* **Records**
==========

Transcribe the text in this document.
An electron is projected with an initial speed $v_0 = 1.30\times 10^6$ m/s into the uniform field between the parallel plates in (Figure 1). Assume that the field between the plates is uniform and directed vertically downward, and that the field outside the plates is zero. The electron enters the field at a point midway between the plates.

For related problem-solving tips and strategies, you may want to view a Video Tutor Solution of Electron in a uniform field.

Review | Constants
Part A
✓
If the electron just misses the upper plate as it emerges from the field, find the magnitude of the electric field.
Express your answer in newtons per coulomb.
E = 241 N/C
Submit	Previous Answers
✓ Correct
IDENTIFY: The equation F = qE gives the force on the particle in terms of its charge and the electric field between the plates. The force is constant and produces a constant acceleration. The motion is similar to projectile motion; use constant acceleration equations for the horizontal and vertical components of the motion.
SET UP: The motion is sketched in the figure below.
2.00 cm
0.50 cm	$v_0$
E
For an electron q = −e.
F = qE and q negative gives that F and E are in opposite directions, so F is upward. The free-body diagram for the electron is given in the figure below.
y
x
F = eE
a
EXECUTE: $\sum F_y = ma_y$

==========

* **Set task**
Extract the full listing and reproduce each line exactly.

* **Exercise response**
Transcribe the text in this document.
An electron is projected with an initial speed $v_0 = 1.30\times 10^6$ m/s into the uniform field between the parallel plates in (Figure 1). Assume that the field between the plates is uniform and directed vertically downward, and that the field outside the plates is zero. The electron enters the field at a point midway between the plates.

For related problem-solving tips and strategies, you may want to view a Video Tutor Solution of Electron in a uniform field.

Review | Constants
Part A
✓
If the electron just misses the upper plate as it emerges from the field, find the magnitude of the electric field.
Express your answer in newtons per coulomb.
E = 241 N/C
Submit	Previous Answers
✓ Correct
IDENTIFY: The equation F = qE gives the force on the particle in terms of its charge and the electric field between the plates. The force is constant and produces a constant acceleration. The motion is similar to projectile motion; use constant acceleration equations for the horizontal and vertical components of the motion.
SET UP: The motion is sketched in the figure below.
2.00 cm
0.50 cm	$v_0$
E
For an electron q = −e.
F = qE and q negative gives that F and E are in opposite directions, so F is upward. The free-body diagram for the electron is given in the figure below.
y
x
F = eE
a
EXECUTE: $\sum F_y = ma_y$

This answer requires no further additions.